**PROBLEM TO WORK ON:**
Pick out the lines in the listing below that contain the word "sans" and copy them.

-- start MATERIAL PROVIDED --

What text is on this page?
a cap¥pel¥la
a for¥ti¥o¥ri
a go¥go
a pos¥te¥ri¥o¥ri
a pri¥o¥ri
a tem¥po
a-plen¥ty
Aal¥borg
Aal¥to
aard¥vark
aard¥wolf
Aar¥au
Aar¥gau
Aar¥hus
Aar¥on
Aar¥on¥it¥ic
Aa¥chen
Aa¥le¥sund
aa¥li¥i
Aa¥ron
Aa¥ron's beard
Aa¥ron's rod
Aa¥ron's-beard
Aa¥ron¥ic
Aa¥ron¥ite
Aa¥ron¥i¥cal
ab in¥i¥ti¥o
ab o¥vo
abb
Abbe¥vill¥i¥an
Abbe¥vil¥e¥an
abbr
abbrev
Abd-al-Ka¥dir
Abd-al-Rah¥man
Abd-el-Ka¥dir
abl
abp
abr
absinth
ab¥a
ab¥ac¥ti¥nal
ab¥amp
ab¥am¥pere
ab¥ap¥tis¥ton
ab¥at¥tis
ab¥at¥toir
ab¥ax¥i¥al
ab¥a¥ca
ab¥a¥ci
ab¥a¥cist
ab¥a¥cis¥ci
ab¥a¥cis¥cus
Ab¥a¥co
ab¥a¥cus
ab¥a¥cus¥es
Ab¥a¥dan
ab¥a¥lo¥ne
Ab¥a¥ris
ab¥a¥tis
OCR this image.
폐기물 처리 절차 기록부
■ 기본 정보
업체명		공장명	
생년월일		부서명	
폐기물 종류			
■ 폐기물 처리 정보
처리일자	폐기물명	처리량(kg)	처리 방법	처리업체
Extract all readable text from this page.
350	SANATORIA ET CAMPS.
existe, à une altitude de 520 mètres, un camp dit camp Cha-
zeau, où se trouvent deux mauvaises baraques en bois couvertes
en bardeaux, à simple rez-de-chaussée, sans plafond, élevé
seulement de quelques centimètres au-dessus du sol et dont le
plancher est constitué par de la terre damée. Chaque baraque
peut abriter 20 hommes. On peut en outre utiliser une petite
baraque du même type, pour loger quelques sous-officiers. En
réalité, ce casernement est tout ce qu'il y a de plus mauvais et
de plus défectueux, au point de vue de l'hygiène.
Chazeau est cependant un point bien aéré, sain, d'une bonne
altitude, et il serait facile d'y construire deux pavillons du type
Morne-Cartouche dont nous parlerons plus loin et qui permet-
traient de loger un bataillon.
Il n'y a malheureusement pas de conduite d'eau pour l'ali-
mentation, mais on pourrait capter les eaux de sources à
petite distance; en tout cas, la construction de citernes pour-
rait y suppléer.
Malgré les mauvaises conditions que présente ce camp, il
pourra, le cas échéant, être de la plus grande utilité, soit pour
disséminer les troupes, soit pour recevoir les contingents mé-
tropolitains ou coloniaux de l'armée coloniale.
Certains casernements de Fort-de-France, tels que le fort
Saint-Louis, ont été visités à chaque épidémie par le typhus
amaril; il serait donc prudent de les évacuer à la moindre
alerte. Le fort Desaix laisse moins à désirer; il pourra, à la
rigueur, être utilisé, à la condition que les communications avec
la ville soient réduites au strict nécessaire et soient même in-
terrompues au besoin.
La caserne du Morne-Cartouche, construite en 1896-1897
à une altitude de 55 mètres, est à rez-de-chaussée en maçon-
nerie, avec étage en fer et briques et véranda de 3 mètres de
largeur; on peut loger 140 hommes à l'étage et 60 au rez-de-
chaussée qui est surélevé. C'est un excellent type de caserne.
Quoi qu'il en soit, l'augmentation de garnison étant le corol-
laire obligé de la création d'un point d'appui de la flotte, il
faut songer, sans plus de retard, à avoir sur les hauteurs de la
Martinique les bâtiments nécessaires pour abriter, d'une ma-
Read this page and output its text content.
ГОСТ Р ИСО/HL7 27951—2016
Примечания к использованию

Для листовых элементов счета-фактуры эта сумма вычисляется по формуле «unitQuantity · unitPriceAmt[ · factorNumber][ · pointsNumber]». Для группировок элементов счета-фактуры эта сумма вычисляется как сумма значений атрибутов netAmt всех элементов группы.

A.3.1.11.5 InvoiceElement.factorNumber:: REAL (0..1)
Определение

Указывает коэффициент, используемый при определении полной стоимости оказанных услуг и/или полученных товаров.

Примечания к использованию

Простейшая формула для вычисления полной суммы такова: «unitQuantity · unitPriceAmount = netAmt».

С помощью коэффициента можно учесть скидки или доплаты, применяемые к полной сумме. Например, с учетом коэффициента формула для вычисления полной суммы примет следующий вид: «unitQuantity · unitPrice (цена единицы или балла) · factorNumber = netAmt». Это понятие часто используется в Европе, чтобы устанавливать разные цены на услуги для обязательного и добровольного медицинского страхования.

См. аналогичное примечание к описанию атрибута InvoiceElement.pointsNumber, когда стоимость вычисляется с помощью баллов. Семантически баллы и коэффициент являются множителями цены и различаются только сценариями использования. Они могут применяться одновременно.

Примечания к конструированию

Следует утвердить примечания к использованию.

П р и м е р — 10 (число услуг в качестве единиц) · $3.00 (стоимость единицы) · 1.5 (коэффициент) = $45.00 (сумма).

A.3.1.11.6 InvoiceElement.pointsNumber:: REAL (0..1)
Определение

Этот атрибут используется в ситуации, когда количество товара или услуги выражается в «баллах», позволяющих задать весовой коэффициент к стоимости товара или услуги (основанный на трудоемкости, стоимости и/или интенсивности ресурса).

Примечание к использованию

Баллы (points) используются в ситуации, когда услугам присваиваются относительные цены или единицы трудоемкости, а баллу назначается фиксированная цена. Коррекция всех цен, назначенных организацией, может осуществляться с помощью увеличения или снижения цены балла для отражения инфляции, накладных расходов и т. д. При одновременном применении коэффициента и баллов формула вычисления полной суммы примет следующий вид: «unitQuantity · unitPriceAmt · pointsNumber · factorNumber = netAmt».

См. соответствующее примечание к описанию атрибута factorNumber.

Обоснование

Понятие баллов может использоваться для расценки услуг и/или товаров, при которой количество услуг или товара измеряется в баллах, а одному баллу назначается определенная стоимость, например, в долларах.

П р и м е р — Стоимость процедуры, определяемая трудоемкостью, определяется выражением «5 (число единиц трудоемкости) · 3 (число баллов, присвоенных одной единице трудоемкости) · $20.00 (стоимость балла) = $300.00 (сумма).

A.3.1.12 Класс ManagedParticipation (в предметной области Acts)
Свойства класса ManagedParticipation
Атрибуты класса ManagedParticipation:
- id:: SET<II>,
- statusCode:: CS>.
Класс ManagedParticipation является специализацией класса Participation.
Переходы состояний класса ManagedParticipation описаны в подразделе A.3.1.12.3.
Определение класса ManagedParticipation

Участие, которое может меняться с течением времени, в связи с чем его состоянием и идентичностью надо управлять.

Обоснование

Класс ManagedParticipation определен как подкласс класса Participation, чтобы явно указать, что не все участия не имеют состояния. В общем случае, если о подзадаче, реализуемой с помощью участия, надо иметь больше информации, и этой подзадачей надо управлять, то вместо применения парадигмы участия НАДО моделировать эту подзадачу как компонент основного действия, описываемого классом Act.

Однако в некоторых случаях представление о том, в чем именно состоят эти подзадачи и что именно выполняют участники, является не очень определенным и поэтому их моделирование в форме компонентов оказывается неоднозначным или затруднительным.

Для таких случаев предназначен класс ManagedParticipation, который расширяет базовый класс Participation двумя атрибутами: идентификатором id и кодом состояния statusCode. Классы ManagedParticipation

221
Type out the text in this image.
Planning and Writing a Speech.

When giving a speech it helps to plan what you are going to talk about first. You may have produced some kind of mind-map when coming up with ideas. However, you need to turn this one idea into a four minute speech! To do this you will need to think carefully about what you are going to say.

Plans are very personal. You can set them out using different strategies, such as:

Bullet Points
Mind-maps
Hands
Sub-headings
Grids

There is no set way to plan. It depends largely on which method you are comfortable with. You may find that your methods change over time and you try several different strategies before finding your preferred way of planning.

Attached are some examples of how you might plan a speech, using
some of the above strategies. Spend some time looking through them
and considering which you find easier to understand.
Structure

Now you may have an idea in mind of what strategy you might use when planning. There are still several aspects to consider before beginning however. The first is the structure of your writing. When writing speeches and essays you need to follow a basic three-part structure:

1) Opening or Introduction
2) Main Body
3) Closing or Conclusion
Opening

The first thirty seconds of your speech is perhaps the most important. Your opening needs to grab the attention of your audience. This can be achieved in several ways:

-- end MATERIAL PROVIDED --

**RESULT OF THIS TASK:**
en bardeaux, à simple rez-de-chaussée, sans plafond, élevé
faut songer, sans plus de retard, à avoir sur les hauteurs de la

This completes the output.